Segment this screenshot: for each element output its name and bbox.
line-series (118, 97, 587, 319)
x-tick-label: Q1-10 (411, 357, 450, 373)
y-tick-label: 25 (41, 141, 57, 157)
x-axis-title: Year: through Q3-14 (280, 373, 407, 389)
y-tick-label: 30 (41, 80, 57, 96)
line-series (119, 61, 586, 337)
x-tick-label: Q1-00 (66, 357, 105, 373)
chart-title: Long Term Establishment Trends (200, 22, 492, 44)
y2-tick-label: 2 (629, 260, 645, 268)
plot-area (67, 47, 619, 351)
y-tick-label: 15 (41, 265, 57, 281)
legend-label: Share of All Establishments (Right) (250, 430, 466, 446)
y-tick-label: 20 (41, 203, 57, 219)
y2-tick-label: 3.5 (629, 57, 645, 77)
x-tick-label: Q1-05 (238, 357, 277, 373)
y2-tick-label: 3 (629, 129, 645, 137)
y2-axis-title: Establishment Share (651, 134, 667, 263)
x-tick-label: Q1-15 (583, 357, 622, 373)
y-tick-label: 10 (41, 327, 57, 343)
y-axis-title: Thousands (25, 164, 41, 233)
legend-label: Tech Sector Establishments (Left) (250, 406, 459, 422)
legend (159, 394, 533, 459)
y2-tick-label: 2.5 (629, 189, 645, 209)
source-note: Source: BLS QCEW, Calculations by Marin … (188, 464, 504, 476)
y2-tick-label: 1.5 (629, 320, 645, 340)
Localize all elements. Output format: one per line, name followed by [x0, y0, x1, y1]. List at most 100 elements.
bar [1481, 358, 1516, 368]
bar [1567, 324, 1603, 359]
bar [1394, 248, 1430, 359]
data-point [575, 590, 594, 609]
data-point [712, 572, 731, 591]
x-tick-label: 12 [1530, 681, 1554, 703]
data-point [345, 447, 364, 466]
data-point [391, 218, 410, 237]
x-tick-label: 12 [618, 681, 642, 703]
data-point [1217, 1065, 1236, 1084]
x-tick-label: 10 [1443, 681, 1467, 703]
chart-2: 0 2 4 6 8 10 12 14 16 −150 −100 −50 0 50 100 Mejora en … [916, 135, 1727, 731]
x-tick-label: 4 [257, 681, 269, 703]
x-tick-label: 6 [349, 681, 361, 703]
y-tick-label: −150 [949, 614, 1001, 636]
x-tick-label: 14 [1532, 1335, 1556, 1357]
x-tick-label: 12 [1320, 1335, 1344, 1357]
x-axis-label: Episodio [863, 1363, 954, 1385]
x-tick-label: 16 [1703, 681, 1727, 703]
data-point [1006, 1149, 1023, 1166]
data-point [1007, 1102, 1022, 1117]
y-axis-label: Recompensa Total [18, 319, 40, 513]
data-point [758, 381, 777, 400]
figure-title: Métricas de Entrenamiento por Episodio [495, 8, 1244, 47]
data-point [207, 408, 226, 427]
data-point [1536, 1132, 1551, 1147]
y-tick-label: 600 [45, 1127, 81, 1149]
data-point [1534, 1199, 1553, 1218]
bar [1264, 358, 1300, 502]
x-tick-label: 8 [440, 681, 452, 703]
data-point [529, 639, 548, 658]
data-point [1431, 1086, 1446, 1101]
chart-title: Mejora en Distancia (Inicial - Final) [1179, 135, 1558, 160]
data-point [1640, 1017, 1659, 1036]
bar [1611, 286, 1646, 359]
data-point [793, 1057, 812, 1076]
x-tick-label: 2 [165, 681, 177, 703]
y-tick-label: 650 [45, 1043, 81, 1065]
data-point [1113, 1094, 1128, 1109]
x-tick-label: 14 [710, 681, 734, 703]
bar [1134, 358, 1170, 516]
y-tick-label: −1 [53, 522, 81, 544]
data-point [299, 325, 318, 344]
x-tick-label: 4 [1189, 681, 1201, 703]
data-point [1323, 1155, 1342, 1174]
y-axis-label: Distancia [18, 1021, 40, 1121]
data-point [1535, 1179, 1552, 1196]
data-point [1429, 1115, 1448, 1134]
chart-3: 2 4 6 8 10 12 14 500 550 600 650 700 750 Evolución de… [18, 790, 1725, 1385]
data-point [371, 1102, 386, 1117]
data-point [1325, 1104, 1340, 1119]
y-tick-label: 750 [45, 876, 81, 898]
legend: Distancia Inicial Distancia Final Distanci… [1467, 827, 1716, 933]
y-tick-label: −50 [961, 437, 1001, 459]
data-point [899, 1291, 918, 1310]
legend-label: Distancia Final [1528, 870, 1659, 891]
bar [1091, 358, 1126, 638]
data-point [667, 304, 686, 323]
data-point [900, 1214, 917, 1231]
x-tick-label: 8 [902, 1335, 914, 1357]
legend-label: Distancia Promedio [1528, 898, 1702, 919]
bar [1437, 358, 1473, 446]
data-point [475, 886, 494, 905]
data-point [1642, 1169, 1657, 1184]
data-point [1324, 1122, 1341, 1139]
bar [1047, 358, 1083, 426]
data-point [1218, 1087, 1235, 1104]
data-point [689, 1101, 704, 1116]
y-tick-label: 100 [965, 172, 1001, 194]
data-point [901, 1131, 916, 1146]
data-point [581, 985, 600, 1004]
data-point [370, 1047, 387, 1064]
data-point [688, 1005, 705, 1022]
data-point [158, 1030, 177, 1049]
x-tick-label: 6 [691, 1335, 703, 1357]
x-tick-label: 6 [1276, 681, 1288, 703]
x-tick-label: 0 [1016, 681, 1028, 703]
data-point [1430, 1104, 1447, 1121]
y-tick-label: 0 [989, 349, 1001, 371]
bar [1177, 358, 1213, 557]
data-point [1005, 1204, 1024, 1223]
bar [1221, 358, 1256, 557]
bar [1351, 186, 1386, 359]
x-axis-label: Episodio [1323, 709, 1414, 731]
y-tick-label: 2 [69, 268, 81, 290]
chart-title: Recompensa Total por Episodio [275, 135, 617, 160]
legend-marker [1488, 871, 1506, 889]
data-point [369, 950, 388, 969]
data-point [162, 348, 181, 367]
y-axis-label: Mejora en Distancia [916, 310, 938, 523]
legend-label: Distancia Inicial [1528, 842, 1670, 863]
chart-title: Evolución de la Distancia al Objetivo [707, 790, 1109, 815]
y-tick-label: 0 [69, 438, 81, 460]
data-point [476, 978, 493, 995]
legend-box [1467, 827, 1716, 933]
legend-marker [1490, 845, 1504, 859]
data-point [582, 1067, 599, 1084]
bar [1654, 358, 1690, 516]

○ ○ ○ ○ ○ ○ ○

- TASK TO COMPLETE -
Put the data from the first line through the line containing "y-tick-label: 10 (41, 327, 57, 343)" into a Markdown table with the columns Number and Data Line, where each row holds the row number and that line. Leave out blank lines.

- THE RESULT -
| Number | Data Line |
|---|---|
| 1 | Segment this screenshot: for each element output its name and bbox. |
| 2 | line-series (118, 97, 587, 319) |
| 3 | x-tick-label: Q1-10 (411, 357, 450, 373) |
| 4 | y-tick-label: 25 (41, 141, 57, 157) |
| 5 | x-axis-title: Year: through Q3-14 (280, 373, 407, 389) |
| 6 | y-tick-label: 30 (41, 80, 57, 96) |
| 7 | line-series (119, 61, 586, 337) |
| 8 | x-tick-label: Q1-00 (66, 357, 105, 373) |
| 9 | chart-title: Long Term Establishment Trends (200, 22, 492, 44) |
| 10 | y2-tick-label: 2 (629, 260, 645, 268) |
| 11 | plot-area (67, 47, 619, 351) |
| 12 | y-tick-label: 15 (41, 265, 57, 281) |
| 13 | legend-label: Share of All Establishments (Right) (250, 430, 466, 446) |
| 14 | y-tick-label: 20 (41, 203, 57, 219) |
| 15 | y2-tick-label: 3.5 (629, 57, 645, 77) |
| 16 | x-tick-label: Q1-05 (238, 357, 277, 373) |
| 17 | y2-tick-label: 3 (629, 129, 645, 137) |
| 18 | y2-axis-title: Establishment Share (651, 134, 667, 263) |
| 19 | x-tick-label: Q1-15 (583, 357, 622, 373) |
| 20 | y-tick-label: 10 (41, 327, 57, 343) |